## WRITTEN INSTRUCTION
Return the listing below in full, with every line exactly as it is.

[Records from a dataset]
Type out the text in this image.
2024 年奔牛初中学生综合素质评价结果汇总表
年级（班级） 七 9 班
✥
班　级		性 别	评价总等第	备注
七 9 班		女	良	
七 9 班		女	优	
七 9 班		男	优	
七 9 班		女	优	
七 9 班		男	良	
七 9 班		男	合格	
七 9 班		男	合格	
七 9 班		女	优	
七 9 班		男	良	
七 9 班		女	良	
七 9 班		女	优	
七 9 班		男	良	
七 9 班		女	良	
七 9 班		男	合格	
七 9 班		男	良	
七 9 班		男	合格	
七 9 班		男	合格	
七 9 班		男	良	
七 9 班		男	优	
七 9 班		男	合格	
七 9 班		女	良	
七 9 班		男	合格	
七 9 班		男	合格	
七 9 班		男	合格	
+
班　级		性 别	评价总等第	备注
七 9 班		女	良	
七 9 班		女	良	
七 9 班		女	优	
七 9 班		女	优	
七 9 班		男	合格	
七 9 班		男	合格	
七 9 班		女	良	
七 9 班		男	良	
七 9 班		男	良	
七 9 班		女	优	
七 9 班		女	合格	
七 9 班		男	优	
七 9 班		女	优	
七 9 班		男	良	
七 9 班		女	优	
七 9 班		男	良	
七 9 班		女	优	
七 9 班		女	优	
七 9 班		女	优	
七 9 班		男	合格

## OUTPUT
Type out the text in this image.
2024 年奔牛初中学生综合素质评价结果汇总表
年级（班级） 七 9 班
✥
班　级		性 别	评价总等第	备注
七 9 班		女	良	
七 9 班		女	优	
七 9 班		男	优	
七 9 班		女	优	
七 9 班		男	良	
七 9 班		男	合格	
七 9 班		男	合格	
七 9 班		女	优	
七 9 班		男	良	
七 9 班		女	良	
七 9 班		女	优	
七 9 班		男	良	
七 9 班		女	良	
七 9 班		男	合格	
七 9 班		男	良	
七 9 班		男	合格	
七 9 班		男	合格	
七 9 班		男	良	
七 9 班		男	优	
七 9 班		男	合格	
七 9 班		女	良	
七 9 班		男	合格	
七 9 班		男	合格	
七 9 班		男	合格	
+
班　级		性 别	评价总等第	备注
七 9 班		女	良	
七 9 班		女	良	
七 9 班		女	优	
七 9 班		女	优	
七 9 班		男	合格	
七 9 班		男	合格	
七 9 班		女	良	
七 9 班		男	良	
七 9 班		男	良	
七 9 班		女	优	
七 9 班		女	合格	
七 9 班		男	优	
七 9 班		女	优	
七 9 班		男	良	
七 9 班		女	优	
七 9 班		男	良	
七 9 班		女	优	
七 9 班		女	优	
七 9 班		女	优	
七 9 班		男	合格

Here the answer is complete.